## Given entries
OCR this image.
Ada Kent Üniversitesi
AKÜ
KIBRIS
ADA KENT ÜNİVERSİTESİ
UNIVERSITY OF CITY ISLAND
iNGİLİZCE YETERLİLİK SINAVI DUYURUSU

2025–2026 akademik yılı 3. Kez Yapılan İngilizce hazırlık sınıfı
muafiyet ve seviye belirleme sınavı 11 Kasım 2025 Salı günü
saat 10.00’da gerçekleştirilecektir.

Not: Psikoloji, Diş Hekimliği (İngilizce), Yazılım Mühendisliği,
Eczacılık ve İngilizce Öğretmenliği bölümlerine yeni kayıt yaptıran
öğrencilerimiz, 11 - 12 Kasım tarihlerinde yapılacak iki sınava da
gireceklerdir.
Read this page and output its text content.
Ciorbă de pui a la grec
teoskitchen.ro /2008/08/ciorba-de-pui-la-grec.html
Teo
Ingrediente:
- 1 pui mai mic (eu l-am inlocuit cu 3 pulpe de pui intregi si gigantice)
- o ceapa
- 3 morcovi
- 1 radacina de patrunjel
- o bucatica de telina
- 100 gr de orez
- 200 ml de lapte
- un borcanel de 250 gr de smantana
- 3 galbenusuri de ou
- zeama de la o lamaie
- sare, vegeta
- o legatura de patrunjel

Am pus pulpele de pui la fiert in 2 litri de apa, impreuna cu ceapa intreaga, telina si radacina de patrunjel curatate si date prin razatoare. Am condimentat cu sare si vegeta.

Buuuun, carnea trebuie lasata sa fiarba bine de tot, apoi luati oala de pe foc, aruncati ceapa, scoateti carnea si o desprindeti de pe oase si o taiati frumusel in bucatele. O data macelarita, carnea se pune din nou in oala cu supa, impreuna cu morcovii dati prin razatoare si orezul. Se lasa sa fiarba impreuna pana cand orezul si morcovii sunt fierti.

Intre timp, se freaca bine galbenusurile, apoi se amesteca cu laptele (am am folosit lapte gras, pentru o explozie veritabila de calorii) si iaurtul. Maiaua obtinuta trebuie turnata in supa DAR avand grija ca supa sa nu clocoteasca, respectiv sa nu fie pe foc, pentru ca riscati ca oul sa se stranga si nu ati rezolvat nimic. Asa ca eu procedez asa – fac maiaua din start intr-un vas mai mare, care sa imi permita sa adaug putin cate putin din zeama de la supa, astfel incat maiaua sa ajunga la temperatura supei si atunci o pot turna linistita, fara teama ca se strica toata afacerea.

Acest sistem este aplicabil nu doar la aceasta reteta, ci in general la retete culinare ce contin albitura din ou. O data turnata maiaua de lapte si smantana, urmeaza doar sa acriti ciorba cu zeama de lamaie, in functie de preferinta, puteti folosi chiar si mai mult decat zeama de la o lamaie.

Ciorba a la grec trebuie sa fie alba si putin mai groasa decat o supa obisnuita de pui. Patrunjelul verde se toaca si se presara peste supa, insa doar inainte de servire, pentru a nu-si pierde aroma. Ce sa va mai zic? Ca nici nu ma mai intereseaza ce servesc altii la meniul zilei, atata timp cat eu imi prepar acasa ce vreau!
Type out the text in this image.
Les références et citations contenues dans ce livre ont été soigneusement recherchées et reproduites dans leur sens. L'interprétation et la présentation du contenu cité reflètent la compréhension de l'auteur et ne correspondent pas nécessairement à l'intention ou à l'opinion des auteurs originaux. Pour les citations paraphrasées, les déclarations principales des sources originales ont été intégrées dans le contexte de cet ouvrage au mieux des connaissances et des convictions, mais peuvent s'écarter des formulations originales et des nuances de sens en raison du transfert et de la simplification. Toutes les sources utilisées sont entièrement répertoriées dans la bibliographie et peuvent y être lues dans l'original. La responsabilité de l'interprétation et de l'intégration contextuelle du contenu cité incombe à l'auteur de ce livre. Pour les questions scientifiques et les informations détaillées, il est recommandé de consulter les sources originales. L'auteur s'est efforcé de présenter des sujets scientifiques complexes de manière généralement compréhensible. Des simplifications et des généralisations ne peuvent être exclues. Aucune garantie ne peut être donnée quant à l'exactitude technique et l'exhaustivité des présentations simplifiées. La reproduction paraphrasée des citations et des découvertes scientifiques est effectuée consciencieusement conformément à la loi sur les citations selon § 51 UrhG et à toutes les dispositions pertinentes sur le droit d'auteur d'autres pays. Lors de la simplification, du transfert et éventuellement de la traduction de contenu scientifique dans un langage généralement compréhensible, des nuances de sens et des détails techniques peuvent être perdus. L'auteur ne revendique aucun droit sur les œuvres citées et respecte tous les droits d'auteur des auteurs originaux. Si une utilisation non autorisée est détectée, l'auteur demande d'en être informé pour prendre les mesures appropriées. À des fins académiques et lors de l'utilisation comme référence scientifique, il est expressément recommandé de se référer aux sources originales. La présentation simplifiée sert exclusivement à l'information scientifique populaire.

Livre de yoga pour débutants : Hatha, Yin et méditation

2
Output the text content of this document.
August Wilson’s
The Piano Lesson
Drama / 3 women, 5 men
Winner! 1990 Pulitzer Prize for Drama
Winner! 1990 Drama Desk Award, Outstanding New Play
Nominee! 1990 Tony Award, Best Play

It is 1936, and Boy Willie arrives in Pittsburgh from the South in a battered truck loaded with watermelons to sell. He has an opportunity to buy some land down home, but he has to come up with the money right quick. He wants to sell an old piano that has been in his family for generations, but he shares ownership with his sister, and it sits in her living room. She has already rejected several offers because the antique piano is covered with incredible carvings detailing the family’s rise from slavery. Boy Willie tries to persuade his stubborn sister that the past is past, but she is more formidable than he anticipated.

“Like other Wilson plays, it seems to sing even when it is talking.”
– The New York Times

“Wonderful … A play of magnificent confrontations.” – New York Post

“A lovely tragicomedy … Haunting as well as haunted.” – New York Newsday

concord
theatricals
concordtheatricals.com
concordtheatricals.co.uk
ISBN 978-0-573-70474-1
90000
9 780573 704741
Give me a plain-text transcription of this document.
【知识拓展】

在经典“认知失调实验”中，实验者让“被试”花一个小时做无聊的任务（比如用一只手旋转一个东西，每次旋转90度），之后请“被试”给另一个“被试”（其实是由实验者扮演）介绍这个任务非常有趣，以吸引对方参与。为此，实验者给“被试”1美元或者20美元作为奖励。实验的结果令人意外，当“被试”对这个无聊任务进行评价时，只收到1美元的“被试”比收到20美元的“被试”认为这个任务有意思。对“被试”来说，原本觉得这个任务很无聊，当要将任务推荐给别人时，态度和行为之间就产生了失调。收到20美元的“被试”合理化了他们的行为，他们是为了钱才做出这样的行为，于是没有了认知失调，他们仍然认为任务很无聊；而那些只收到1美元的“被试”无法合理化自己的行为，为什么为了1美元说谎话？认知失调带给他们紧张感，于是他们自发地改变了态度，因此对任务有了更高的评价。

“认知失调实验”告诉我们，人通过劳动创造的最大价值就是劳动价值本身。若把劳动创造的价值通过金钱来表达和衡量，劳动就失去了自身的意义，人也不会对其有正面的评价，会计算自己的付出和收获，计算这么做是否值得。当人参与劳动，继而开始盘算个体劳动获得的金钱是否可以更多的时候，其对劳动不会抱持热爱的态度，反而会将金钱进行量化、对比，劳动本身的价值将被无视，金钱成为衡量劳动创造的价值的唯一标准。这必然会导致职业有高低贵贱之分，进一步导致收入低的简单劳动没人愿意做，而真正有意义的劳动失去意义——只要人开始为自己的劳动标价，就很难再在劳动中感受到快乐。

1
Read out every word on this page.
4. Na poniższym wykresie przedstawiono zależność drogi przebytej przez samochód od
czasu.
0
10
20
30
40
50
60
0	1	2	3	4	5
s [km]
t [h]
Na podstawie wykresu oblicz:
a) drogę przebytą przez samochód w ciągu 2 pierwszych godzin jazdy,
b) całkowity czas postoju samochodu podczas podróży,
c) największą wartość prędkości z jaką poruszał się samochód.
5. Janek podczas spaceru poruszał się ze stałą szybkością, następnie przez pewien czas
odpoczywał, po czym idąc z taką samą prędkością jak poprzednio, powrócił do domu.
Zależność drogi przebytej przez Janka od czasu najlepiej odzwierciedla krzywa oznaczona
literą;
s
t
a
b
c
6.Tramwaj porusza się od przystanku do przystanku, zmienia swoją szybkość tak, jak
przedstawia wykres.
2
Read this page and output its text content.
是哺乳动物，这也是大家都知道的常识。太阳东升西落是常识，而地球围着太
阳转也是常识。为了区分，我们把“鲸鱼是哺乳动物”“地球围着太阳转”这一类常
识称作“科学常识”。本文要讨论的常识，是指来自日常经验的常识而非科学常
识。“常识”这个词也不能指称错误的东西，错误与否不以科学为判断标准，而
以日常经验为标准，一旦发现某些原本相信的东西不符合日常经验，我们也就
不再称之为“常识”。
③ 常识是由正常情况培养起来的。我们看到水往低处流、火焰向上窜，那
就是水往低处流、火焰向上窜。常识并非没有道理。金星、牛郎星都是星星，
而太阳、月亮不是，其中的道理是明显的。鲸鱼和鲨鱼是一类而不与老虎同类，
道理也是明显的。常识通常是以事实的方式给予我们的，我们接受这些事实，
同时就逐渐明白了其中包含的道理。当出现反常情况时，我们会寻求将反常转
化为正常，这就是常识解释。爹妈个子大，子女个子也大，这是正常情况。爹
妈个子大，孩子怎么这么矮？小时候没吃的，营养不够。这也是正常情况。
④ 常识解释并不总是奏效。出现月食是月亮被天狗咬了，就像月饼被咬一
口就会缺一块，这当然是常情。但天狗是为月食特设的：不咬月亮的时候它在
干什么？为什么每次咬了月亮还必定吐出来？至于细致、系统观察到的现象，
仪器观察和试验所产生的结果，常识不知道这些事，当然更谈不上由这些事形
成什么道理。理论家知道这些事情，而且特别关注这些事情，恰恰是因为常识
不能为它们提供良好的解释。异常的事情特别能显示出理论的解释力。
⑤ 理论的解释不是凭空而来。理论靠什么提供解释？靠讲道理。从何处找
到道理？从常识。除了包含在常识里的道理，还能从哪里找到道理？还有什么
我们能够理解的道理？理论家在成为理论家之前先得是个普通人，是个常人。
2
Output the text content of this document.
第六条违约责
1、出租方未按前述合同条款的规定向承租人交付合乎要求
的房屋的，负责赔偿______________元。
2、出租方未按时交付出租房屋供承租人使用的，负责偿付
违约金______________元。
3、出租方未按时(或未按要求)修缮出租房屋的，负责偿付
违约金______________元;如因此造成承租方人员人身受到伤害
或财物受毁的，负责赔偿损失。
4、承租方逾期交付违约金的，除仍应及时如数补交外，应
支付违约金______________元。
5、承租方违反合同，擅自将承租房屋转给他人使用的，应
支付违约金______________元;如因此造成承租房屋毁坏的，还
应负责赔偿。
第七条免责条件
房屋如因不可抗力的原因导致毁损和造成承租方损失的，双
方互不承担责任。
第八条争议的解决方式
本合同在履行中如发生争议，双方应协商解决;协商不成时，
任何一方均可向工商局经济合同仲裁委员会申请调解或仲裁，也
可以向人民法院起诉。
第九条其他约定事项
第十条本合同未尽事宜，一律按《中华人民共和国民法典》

## Instructions for the task
Scan the listing above. Collect all lines with the word "Wilson".

## Written solution
August Wilson’s
“Like other Wilson plays, it seems to sing even when it is talking.”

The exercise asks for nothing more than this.